━━━ Information shown

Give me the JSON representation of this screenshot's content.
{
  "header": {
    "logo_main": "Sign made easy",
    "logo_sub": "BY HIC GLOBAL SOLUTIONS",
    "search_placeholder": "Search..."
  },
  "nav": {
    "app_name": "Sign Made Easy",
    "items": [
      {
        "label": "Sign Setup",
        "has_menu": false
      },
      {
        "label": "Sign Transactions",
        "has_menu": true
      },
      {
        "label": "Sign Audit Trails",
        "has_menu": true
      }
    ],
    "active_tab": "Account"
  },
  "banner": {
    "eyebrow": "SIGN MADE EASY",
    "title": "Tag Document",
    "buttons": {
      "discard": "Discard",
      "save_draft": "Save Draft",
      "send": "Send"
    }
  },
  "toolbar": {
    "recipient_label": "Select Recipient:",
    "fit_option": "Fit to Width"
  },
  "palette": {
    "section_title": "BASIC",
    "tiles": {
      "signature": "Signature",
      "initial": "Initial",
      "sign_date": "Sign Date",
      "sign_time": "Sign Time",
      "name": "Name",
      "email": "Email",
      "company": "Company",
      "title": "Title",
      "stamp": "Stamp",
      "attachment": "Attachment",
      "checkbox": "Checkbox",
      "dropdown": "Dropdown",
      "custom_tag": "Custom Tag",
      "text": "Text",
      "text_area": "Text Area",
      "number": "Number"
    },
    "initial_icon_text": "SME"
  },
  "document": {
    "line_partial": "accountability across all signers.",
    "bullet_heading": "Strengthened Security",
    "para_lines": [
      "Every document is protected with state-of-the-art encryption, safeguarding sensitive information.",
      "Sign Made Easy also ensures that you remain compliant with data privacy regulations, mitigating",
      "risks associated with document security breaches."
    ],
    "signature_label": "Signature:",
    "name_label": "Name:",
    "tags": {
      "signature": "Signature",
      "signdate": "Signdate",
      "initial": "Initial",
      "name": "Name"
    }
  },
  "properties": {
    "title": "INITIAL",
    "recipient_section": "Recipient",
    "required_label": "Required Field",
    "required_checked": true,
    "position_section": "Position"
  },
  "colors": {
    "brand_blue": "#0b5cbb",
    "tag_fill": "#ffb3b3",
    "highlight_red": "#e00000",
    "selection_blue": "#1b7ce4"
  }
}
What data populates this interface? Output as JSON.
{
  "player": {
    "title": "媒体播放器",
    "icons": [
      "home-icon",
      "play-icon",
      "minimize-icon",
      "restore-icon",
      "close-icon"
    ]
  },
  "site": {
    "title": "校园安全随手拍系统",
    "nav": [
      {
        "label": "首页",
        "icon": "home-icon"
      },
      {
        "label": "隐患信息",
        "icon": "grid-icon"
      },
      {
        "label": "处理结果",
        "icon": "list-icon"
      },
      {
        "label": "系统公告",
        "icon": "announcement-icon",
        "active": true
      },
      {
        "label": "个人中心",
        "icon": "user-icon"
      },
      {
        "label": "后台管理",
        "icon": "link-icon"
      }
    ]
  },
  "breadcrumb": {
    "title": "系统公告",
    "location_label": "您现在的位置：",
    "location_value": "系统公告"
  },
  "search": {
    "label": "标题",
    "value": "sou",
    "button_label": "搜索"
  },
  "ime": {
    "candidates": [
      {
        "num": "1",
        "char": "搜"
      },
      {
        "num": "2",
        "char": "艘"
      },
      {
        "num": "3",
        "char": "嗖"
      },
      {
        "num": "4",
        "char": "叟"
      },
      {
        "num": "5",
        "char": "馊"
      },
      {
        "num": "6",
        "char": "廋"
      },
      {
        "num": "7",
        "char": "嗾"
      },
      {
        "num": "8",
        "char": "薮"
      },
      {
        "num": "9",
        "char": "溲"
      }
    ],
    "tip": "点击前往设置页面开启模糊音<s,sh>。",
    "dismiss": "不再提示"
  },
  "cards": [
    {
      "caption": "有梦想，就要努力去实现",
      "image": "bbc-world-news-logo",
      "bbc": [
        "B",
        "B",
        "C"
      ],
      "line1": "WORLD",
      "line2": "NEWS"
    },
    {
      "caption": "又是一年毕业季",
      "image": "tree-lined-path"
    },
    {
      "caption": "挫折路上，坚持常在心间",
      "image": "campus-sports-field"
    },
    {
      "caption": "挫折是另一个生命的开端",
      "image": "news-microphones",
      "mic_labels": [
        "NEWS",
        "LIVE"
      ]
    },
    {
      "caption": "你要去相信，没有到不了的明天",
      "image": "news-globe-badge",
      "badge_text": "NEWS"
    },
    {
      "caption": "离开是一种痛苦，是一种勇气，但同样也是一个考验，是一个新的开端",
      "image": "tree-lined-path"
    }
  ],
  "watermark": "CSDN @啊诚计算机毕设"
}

━━━━━━

What the task asks |
Write down every line of the data exactly as it appears above.

Solution to this task |
Give me the JSON representation of this screenshot's content.
{
  "header": {
    "logo_main": "Sign made easy",
    "logo_sub": "BY HIC GLOBAL SOLUTIONS",
    "search_placeholder": "Search..."
  },
  "nav": {
    "app_name": "Sign Made Easy",
    "items": [
      {
        "label": "Sign Setup",
        "has_menu": false
      },
      {
        "label": "Sign Transactions",
        "has_menu": true
      },
      {
        "label": "Sign Audit Trails",
        "has_menu": true
      }
    ],
    "active_tab": "Account"
  },
  "banner": {
    "eyebrow": "SIGN MADE EASY",
    "title": "Tag Document",
    "buttons": {
      "discard": "Discard",
      "save_draft": "Save Draft",
      "send": "Send"
    }
  },
  "toolbar": {
    "recipient_label": "Select Recipient:",
    "fit_option": "Fit to Width"
  },
  "palette": {
    "section_title": "BASIC",
    "tiles": {
      "signature": "Signature",
      "initial": "Initial",
      "sign_date": "Sign Date",
      "sign_time": "Sign Time",
      "name": "Name",
      "email": "Email",
      "company": "Company",
      "title": "Title",
      "stamp": "Stamp",
      "attachment": "Attachment",
      "checkbox": "Checkbox",
      "dropdown": "Dropdown",
      "custom_tag": "Custom Tag",
      "text": "Text",
      "text_area": "Text Area",
      "number": "Number"
    },
    "initial_icon_text": "SME"
  },
  "document": {
    "line_partial": "accountability across all signers.",
    "bullet_heading": "Strengthened Security",
    "para_lines": [
      "Every document is protected with state-of-the-art encryption, safeguarding sensitive information.",
      "Sign Made Easy also ensures that you remain compliant with data privacy regulations, mitigating",
      "risks associated with document security breaches."
    ],
    "signature_label": "Signature:",
    "name_label": "Name:",
    "tags": {
      "signature": "Signature",
      "signdate": "Signdate",
      "initial": "Initial",
      "name": "Name"
    }
  },
  "properties": {
    "title": "INITIAL",
    "recipient_section": "Recipient",
    "required_label": "Required Field",
    "required_checked": true,
    "position_section": "Position"
  },
  "colors": {
    "brand_blue": "#0b5cbb",
    "tag_fill": "#ffb3b3",
    "highlight_red": "#e00000",
    "selection_blue": "#1b7ce4"
  }
}
What data populates this interface? Output as JSON.
{
  "player": {
    "title": "媒体播放器",
    "icons": [
      "home-icon",
      "play-icon",
      "minimize-icon",
      "restore-icon",
      "close-icon"
    ]
  },
  "site": {
    "title": "校园安全随手拍系统",
    "nav": [
      {
        "label": "首页",
        "icon": "home-icon"
      },
      {
        "label": "隐患信息",
        "icon": "grid-icon"
      },
      {
        "label": "处理结果",
        "icon": "list-icon"
      },
      {
        "label": "系统公告",
        "icon": "announcement-icon",
        "active": true
      },
      {
        "label": "个人中心",
        "icon": "user-icon"
      },
      {
        "label": "后台管理",
        "icon": "link-icon"
      }
    ]
  },
  "breadcrumb": {
    "title": "系统公告",
    "location_label": "您现在的位置：",
    "location_value": "系统公告"
  },
  "search": {
    "label": "标题",
    "value": "sou",
    "button_label": "搜索"
  },
  "ime": {
    "candidates": [
      {
        "num": "1",
        "char": "搜"
      },
      {
        "num": "2",
        "char": "艘"
      },
      {
        "num": "3",
        "char": "嗖"
      },
      {
        "num": "4",
        "char": "叟"
      },
      {
        "num": "5",
        "char": "馊"
      },
      {
        "num": "6",
        "char": "廋"
      },
      {
        "num": "7",
        "char": "嗾"
      },
      {
        "num": "8",
        "char": "薮"
      },
      {
        "num": "9",
        "char": "溲"
      }
    ],
    "tip": "点击前往设置页面开启模糊音<s,sh>。",
    "dismiss": "不再提示"
  },
  "cards": [
    {
      "caption": "有梦想，就要努力去实现",
      "image": "bbc-world-news-logo",
      "bbc": [
        "B",
        "B",
        "C"
      ],
      "line1": "WORLD",
      "line2": "NEWS"
    },
    {
      "caption": "又是一年毕业季",
      "image": "tree-lined-path"
    },
    {
      "caption": "挫折路上，坚持常在心间",
      "image": "campus-sports-field"
    },
    {
      "caption": "挫折是另一个生命的开端",
      "image": "news-microphones",
      "mic_labels": [
        "NEWS",
        "LIVE"
      ]
    },
    {
      "caption": "你要去相信，没有到不了的明天",
      "image": "news-globe-badge",
      "badge_text": "NEWS"
    },
    {
      "caption": "离开是一种痛苦，是一种勇气，但同样也是一个考验，是一个新的开端",
      "image": "tree-lined-path"
    }
  ],
  "watermark": "CSDN @啊诚计算机毕设"
}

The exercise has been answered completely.